Tally the lines with the word "ylabel" and report the number alone.

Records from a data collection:
***
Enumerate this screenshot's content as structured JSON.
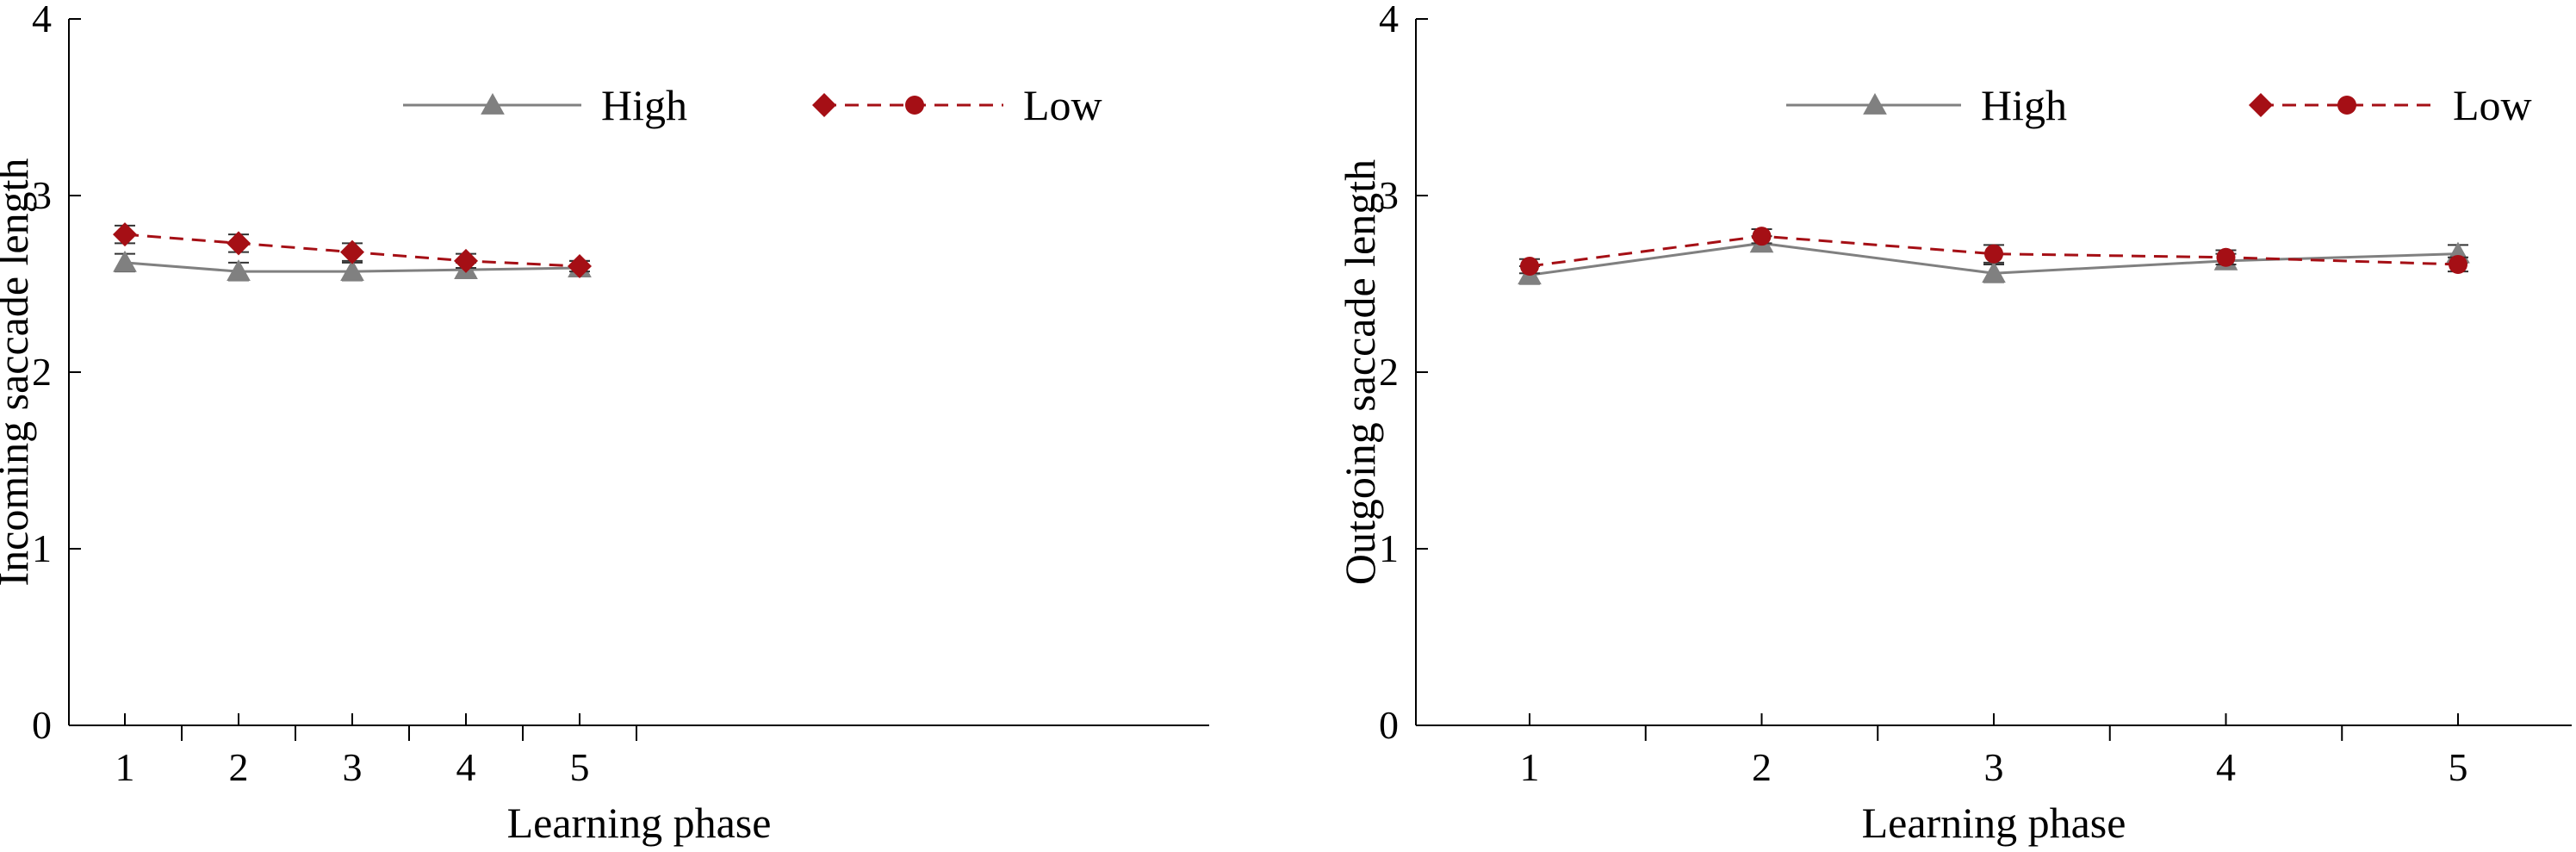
{
  "chart_data": [
    {
      "type": "line",
      "xlabel": "Learning phase",
      "ylabel": "Incoming saccade length",
      "x": [
        1,
        2,
        3,
        4,
        5
      ],
      "xticks": [
        "1",
        "2",
        "3",
        "4",
        "5"
      ],
      "ylim": [
        0,
        4
      ],
      "yticks": [
        "0",
        "1",
        "2",
        "3",
        "4"
      ],
      "grid": false,
      "legend": "top",
      "series": [
        {
          "name": "High",
          "values": [
            2.62,
            2.57,
            2.57,
            2.58,
            2.59
          ],
          "error": [
            0.05,
            0.05,
            0.05,
            0.04,
            0.04
          ],
          "color": "#808080",
          "marker": "triangle",
          "line": "solid"
        },
        {
          "name": "Low",
          "values": [
            2.78,
            2.73,
            2.68,
            2.63,
            2.6
          ],
          "error": [
            0.05,
            0.05,
            0.05,
            0.04,
            0.03
          ],
          "color": "#a50f15",
          "marker": "diamond",
          "line": "dashed"
        }
      ],
      "legend_items": [
        {
          "label": "High",
          "markers": [
            "triangle"
          ],
          "color": "#808080",
          "line": "solid"
        },
        {
          "label": "Low",
          "markers": [
            "diamond",
            "circle"
          ],
          "color": "#a50f15",
          "line": "dashed"
        }
      ]
    },
    {
      "type": "line",
      "xlabel": "Learning phase",
      "ylabel": "Outgoing saccade length",
      "x": [
        1,
        2,
        3,
        4,
        5
      ],
      "xticks": [
        "1",
        "2",
        "3",
        "4",
        "5"
      ],
      "ylim": [
        0,
        4
      ],
      "yticks": [
        "0",
        "1",
        "2",
        "3",
        "4"
      ],
      "grid": false,
      "legend": "top",
      "series": [
        {
          "name": "High",
          "values": [
            2.55,
            2.73,
            2.56,
            2.63,
            2.67
          ],
          "error": [
            0.05,
            0.04,
            0.05,
            0.04,
            0.05
          ],
          "color": "#808080",
          "marker": "triangle",
          "line": "solid"
        },
        {
          "name": "Low",
          "values": [
            2.6,
            2.77,
            2.67,
            2.65,
            2.61
          ],
          "error": [
            0.04,
            0.04,
            0.05,
            0.04,
            0.04
          ],
          "color": "#a50f15",
          "marker": "circle",
          "line": "dashed"
        }
      ],
      "legend_items": [
        {
          "label": "High",
          "markers": [
            "triangle"
          ],
          "color": "#808080",
          "line": "solid"
        },
        {
          "label": "Low",
          "markers": [
            "diamond",
            "circle"
          ],
          "color": "#a50f15",
          "line": "dashed"
        }
      ]
    }
  ]
}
***
The answer.
2